Data items:
----
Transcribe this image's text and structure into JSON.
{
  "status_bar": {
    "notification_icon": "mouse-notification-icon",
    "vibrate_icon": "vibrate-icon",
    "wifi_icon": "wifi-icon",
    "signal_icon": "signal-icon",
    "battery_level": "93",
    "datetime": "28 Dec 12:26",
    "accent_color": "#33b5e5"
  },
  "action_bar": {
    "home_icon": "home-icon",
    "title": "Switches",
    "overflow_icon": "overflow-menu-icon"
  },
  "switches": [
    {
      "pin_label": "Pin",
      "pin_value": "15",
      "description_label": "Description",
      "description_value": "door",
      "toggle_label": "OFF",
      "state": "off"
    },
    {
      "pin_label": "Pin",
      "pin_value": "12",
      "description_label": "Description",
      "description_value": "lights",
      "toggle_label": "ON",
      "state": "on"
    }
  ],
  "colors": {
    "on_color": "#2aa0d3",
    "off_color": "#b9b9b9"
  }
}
----
Problem to work on –
Repeat the records exactly, including every line.

Full response –
Transcribe this image's text and structure into JSON.
{
  "status_bar": {
    "notification_icon": "mouse-notification-icon",
    "vibrate_icon": "vibrate-icon",
    "wifi_icon": "wifi-icon",
    "signal_icon": "signal-icon",
    "battery_level": "93",
    "datetime": "28 Dec 12:26",
    "accent_color": "#33b5e5"
  },
  "action_bar": {
    "home_icon": "home-icon",
    "title": "Switches",
    "overflow_icon": "overflow-menu-icon"
  },
  "switches": [
    {
      "pin_label": "Pin",
      "pin_value": "15",
      "description_label": "Description",
      "description_value": "door",
      "toggle_label": "OFF",
      "state": "off"
    },
    {
      "pin_label": "Pin",
      "pin_value": "12",
      "description_label": "Description",
      "description_value": "lights",
      "toggle_label": "ON",
      "state": "on"
    }
  ],
  "colors": {
    "on_color": "#2aa0d3",
    "off_color": "#b9b9b9"
  }
}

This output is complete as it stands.